▶ [JOB]:
Rewrite these lines with every "Localize" changed to "Locate" and everything else left as it is. Omit the pictures from your answer.
·····
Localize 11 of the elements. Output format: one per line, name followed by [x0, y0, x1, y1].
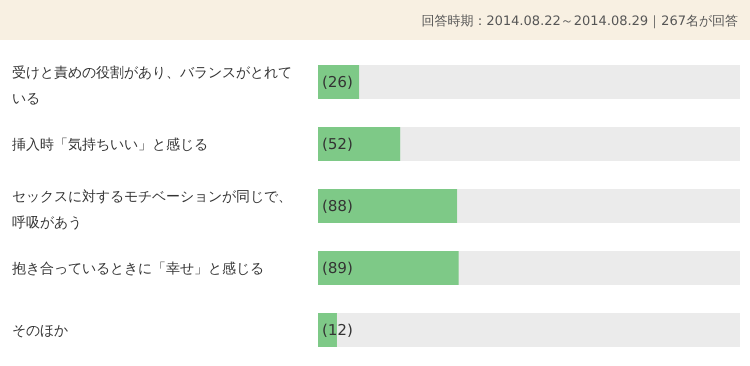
y-tick-label: 受けと責めの役割があり、バランスがとれている [12, 65, 292, 107]
y-tick-label: 抱き合っているときに「幸せ」と感じる [12, 261, 264, 277]
data-label: (88) [322, 197, 353, 215]
data-label: (89) [322, 259, 353, 277]
y-tick-label: そのほか [12, 323, 68, 339]
bar [318, 127, 400, 161]
y-tick-label: 挿入時「気持ちいい」と感じる [12, 137, 208, 153]
data-label: (52) [322, 135, 353, 153]
data-label: (26) [322, 73, 353, 91]
chart-subtitle: 回答時期：2014.08.22～2014.08.29｜267名が回答 [421, 14, 738, 29]
y-tick-label: セックスに対するモチベーションが同じで、呼吸があう [12, 189, 292, 231]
·····
▶ [THE RESULT]:
Locate 11 of the elements. Output format: one per line, name followed by [x0, y0, x1, y1].
y-tick-label: 受けと責めの役割があり、バランスがとれている [12, 65, 292, 107]
y-tick-label: 抱き合っているときに「幸せ」と感じる [12, 261, 264, 277]
data-label: (88) [322, 197, 353, 215]
data-label: (89) [322, 259, 353, 277]
y-tick-label: そのほか [12, 323, 68, 339]
bar [318, 127, 400, 161]
y-tick-label: 挿入時「気持ちいい」と感じる [12, 137, 208, 153]
data-label: (52) [322, 135, 353, 153]
data-label: (26) [322, 73, 353, 91]
chart-subtitle: 回答時期：2014.08.22～2014.08.29｜267名が回答 [421, 14, 738, 29]
y-tick-label: セックスに対するモチベーションが同じで、呼吸があう [12, 189, 292, 231]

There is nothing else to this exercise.